++++ DATA LINES ++++
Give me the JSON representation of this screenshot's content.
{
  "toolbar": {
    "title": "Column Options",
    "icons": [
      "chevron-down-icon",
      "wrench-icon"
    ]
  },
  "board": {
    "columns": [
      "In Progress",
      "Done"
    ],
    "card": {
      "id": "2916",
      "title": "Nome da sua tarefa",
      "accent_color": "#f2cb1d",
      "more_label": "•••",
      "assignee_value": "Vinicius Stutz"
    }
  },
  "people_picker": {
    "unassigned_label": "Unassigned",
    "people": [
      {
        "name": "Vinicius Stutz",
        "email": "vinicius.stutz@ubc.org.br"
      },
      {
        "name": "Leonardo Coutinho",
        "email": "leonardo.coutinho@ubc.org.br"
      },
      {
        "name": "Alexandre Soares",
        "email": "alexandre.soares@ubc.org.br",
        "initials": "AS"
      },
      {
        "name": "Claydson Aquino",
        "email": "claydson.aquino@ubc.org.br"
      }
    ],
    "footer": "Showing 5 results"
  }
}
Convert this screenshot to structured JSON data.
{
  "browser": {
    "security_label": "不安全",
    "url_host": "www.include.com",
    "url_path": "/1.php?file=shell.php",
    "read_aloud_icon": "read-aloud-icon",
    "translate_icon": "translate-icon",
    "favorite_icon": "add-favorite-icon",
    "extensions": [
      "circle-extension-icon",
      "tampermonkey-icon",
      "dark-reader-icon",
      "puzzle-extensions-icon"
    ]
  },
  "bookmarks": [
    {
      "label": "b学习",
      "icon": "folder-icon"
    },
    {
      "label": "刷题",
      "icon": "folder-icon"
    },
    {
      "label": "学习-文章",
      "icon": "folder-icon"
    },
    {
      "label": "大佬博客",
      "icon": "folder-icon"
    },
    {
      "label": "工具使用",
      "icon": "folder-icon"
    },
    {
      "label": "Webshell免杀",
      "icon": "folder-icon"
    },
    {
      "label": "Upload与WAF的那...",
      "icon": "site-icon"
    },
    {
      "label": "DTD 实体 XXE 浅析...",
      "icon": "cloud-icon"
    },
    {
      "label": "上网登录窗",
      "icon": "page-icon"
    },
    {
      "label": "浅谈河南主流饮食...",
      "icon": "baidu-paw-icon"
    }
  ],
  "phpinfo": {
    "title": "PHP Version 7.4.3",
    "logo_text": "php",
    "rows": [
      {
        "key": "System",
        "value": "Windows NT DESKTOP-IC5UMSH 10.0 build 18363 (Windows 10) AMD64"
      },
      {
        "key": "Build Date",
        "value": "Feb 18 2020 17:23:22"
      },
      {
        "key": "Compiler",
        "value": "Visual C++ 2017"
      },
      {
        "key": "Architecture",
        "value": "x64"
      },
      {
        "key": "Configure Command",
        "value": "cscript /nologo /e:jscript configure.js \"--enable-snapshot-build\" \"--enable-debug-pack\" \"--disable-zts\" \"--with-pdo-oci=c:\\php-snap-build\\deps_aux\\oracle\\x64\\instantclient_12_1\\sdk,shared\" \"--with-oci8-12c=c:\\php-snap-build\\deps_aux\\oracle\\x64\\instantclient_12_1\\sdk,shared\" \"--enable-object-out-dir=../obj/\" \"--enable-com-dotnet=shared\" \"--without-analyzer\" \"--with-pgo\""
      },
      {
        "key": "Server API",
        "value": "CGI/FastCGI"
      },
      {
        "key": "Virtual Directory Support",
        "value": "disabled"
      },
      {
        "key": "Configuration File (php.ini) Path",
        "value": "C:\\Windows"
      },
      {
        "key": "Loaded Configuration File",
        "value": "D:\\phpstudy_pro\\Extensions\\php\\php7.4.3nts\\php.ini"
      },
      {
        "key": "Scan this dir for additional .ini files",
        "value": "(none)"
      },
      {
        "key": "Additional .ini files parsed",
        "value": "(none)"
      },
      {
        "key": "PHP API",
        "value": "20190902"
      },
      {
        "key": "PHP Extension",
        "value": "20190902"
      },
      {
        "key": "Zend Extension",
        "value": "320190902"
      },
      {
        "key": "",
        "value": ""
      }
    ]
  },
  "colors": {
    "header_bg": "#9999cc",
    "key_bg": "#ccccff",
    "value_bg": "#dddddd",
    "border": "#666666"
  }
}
++++
■ WHAT IS ASKED ■
Reproduce each record shown above without altering a single word.

■ TASK ANSWER ■
Give me the JSON representation of this screenshot's content.
{
  "toolbar": {
    "title": "Column Options",
    "icons": [
      "chevron-down-icon",
      "wrench-icon"
    ]
  },
  "board": {
    "columns": [
      "In Progress",
      "Done"
    ],
    "card": {
      "id": "2916",
      "title": "Nome da sua tarefa",
      "accent_color": "#f2cb1d",
      "more_label": "•••",
      "assignee_value": "Vinicius Stutz"
    }
  },
  "people_picker": {
    "unassigned_label": "Unassigned",
    "people": [
      {
        "name": "Vinicius Stutz",
        "email": "vinicius.stutz@ubc.org.br"
      },
      {
        "name": "Leonardo Coutinho",
        "email": "leonardo.coutinho@ubc.org.br"
      },
      {
        "name": "Alexandre Soares",
        "email": "alexandre.soares@ubc.org.br",
        "initials": "AS"
      },
      {
        "name": "Claydson Aquino",
        "email": "claydson.aquino@ubc.org.br"
      }
    ],
    "footer": "Showing 5 results"
  }
}
Convert this screenshot to structured JSON data.
{
  "browser": {
    "security_label": "不安全",
    "url_host": "www.include.com",
    "url_path": "/1.php?file=shell.php",
    "read_aloud_icon": "read-aloud-icon",
    "translate_icon": "translate-icon",
    "favorite_icon": "add-favorite-icon",
    "extensions": [
      "circle-extension-icon",
      "tampermonkey-icon",
      "dark-reader-icon",
      "puzzle-extensions-icon"
    ]
  },
  "bookmarks": [
    {
      "label": "b学习",
      "icon": "folder-icon"
    },
    {
      "label": "刷题",
      "icon": "folder-icon"
    },
    {
      "label": "学习-文章",
      "icon": "folder-icon"
    },
    {
      "label": "大佬博客",
      "icon": "folder-icon"
    },
    {
      "label": "工具使用",
      "icon": "folder-icon"
    },
    {
      "label": "Webshell免杀",
      "icon": "folder-icon"
    },
    {
      "label": "Upload与WAF的那...",
      "icon": "site-icon"
    },
    {
      "label": "DTD 实体 XXE 浅析...",
      "icon": "cloud-icon"
    },
    {
      "label": "上网登录窗",
      "icon": "page-icon"
    },
    {
      "label": "浅谈河南主流饮食...",
      "icon": "baidu-paw-icon"
    }
  ],
  "phpinfo": {
    "title": "PHP Version 7.4.3",
    "logo_text": "php",
    "rows": [
      {
        "key": "System",
        "value": "Windows NT DESKTOP-IC5UMSH 10.0 build 18363 (Windows 10) AMD64"
      },
      {
        "key": "Build Date",
        "value": "Feb 18 2020 17:23:22"
      },
      {
        "key": "Compiler",
        "value": "Visual C++ 2017"
      },
      {
        "key": "Architecture",
        "value": "x64"
      },
      {
        "key": "Configure Command",
        "value": "cscript /nologo /e:jscript configure.js \"--enable-snapshot-build\" \"--enable-debug-pack\" \"--disable-zts\" \"--with-pdo-oci=c:\\php-snap-build\\deps_aux\\oracle\\x64\\instantclient_12_1\\sdk,shared\" \"--with-oci8-12c=c:\\php-snap-build\\deps_aux\\oracle\\x64\\instantclient_12_1\\sdk,shared\" \"--enable-object-out-dir=../obj/\" \"--enable-com-dotnet=shared\" \"--without-analyzer\" \"--with-pgo\""
      },
      {
        "key": "Server API",
        "value": "CGI/FastCGI"
      },
      {
        "key": "Virtual Directory Support",
        "value": "disabled"
      },
      {
        "key": "Configuration File (php.ini) Path",
        "value": "C:\\Windows"
      },
      {
        "key": "Loaded Configuration File",
        "value": "D:\\phpstudy_pro\\Extensions\\php\\php7.4.3nts\\php.ini"
      },
      {
        "key": "Scan this dir for additional .ini files",
        "value": "(none)"
      },
      {
        "key": "Additional .ini files parsed",
        "value": "(none)"
      },
      {
        "key": "PHP API",
        "value": "20190902"
      },
      {
        "key": "PHP Extension",
        "value": "20190902"
      },
      {
        "key": "Zend Extension",
        "value": "320190902"
      },
      {
        "key": "",
        "value": ""
      }
    ]
  },
  "colors": {
    "header_bg": "#9999cc",
    "key_bg": "#ccccff",
    "value_bg": "#dddddd",
    "border": "#666666"
  }
}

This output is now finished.